Direction ▸
In the copy, include every entry exactly but none of the images.

Records for this task ▸
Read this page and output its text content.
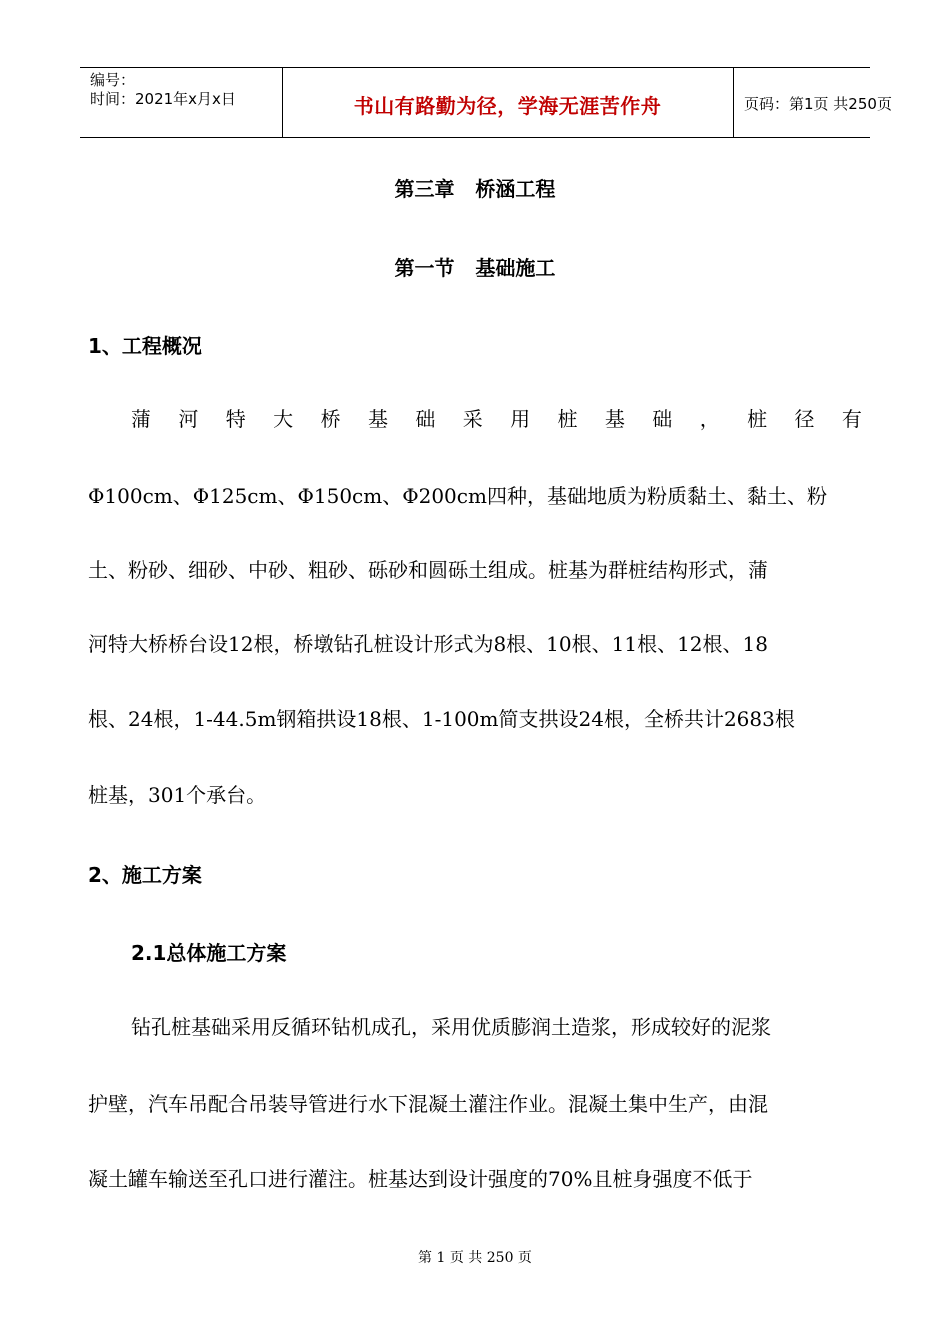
编号：
时间：2021年x月x日	书山有路勤为径，学海无涯苦作舟	页码：第1页 共250页
第三章   桥涵工程
第一节   基础施工
1、工程概况
蒲 河 特 大 桥 基 础 采 用 桩 基 础 ， 桩 径 有
Φ100cm、Φ125cm、Φ150cm、Φ200cm四种，基础地质为粉质黏土、黏土、粉
土、粉砂、细砂、中砂、粗砂、砾砂和圆砾土组成。桩基为群桩结构形式，蒲
河特大桥桥台设12根，桥墩钻孔桩设计形式为8根、10根、11根、12根、18
根、24根，1-44.5m钢箱拱设18根、1-100m简支拱设24根，全桥共计2683根
桩基，301个承台。
2、施工方案
2.1总体施工方案
钻孔桩基础采用反循环钻机成孔，采用优质膨润土造浆，形成较好的泥浆
护壁，汽车吊配合吊装导管进行水下混凝土灌注作业。混凝土集中生产，由混
凝土罐车输送至孔口进行灌注。桩基达到设计强度的70%且桩身强度不低于
第 1 页 共 250 页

Task answer ▸
Read this page and output its text content.
编号：
时间：2021年x月x日	书山有路勤为径，学海无涯苦作舟	页码：第1页 共250页
第三章   桥涵工程
第一节   基础施工
1、工程概况
蒲 河 特 大 桥 基 础 采 用 桩 基 础 ， 桩 径 有
Φ100cm、Φ125cm、Φ150cm、Φ200cm四种，基础地质为粉质黏土、黏土、粉
土、粉砂、细砂、中砂、粗砂、砾砂和圆砾土组成。桩基为群桩结构形式，蒲
河特大桥桥台设12根，桥墩钻孔桩设计形式为8根、10根、11根、12根、18
根、24根，1-44.5m钢箱拱设18根、1-100m简支拱设24根，全桥共计2683根
桩基，301个承台。
2、施工方案
2.1总体施工方案
钻孔桩基础采用反循环钻机成孔，采用优质膨润土造浆，形成较好的泥浆
护壁，汽车吊配合吊装导管进行水下混凝土灌注作业。混凝土集中生产，由混
凝土罐车输送至孔口进行灌注。桩基达到设计强度的70%且桩身强度不低于
第 1 页 共 250 页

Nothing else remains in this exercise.